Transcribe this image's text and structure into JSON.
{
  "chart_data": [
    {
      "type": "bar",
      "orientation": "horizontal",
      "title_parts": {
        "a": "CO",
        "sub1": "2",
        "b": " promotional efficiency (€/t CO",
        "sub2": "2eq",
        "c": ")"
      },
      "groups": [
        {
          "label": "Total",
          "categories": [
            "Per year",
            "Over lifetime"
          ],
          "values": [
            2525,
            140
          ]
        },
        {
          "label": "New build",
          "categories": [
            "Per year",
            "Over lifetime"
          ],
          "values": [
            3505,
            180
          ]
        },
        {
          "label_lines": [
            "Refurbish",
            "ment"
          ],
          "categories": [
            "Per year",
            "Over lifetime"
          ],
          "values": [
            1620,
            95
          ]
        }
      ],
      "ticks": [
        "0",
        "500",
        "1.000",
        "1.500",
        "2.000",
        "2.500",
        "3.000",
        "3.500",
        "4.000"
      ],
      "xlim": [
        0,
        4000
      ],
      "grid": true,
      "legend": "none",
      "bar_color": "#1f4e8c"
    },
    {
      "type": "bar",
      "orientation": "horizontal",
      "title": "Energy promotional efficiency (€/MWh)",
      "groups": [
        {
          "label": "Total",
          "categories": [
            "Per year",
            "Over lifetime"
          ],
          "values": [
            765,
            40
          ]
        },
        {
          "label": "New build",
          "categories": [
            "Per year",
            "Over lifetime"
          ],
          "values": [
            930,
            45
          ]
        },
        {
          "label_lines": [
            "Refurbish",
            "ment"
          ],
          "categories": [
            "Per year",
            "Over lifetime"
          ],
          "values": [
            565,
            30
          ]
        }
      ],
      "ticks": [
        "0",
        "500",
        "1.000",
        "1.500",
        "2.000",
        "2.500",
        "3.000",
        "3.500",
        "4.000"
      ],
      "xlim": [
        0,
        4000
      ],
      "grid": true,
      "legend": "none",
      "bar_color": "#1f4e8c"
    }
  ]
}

▸ WORK REQUIRED
Only lines with "efficiency" are wanted here; list each of them.

▸ RESPONSE BELOW
        "b": " promotional efficiency (€/t CO",
      "title": "Energy promotional efficiency (€/MWh)",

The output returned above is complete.